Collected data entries
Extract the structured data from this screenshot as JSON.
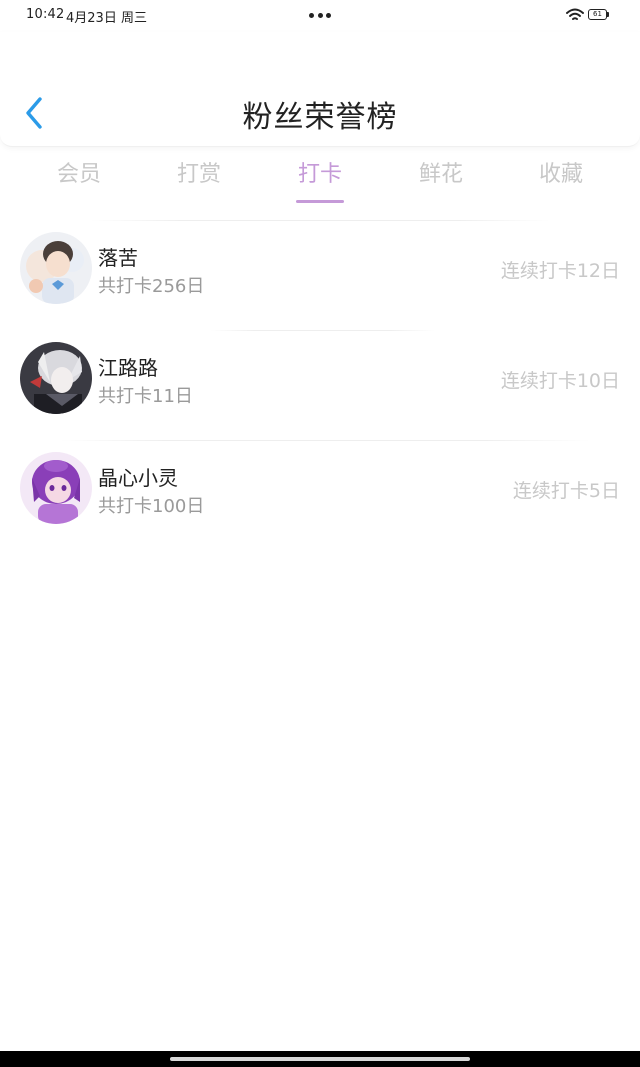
{
  "status_bar": {
    "time": "10:42",
    "date": "4月23日 周三",
    "battery": "61",
    "icons": [
      "more-dots-icon",
      "wifi-icon",
      "battery-icon"
    ]
  },
  "header": {
    "title": "粉丝荣誉榜",
    "back_icon": "chevron-left-icon",
    "accent_color": "#2b9be8"
  },
  "tabs": {
    "active_index": 2,
    "active_color": "#c59ad8",
    "items": [
      {
        "label": "会员"
      },
      {
        "label": "打赏"
      },
      {
        "label": "打卡"
      },
      {
        "label": "鲜花"
      },
      {
        "label": "收藏"
      }
    ]
  },
  "list": {
    "items": [
      {
        "name": "落苦",
        "total": "共打卡256日",
        "streak": "连续打卡12日"
      },
      {
        "name": "江路路",
        "total": "共打卡11日",
        "streak": "连续打卡10日"
      },
      {
        "name": "晶心小灵",
        "total": "共打卡100日",
        "streak": "连续打卡5日"
      }
    ]
  }
}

• [Problem details]: Copy every record above exactly as written, but leave out the pictures.

• [Final result]:
Extract the structured data from this screenshot as JSON.
{
  "status_bar": {
    "time": "10:42",
    "date": "4月23日 周三",
    "battery": "61",
    "icons": [
      "more-dots-icon",
      "wifi-icon",
      "battery-icon"
    ]
  },
  "header": {
    "title": "粉丝荣誉榜",
    "back_icon": "chevron-left-icon",
    "accent_color": "#2b9be8"
  },
  "tabs": {
    "active_index": 2,
    "active_color": "#c59ad8",
    "items": [
      {
        "label": "会员"
      },
      {
        "label": "打赏"
      },
      {
        "label": "打卡"
      },
      {
        "label": "鲜花"
      },
      {
        "label": "收藏"
      }
    ]
  },
  "list": {
    "items": [
      {
        "name": "落苦",
        "total": "共打卡256日",
        "streak": "连续打卡12日"
      },
      {
        "name": "江路路",
        "total": "共打卡11日",
        "streak": "连续打卡10日"
      },
      {
        "name": "晶心小灵",
        "total": "共打卡100日",
        "streak": "连续打卡5日"
      }
    ]
  }
}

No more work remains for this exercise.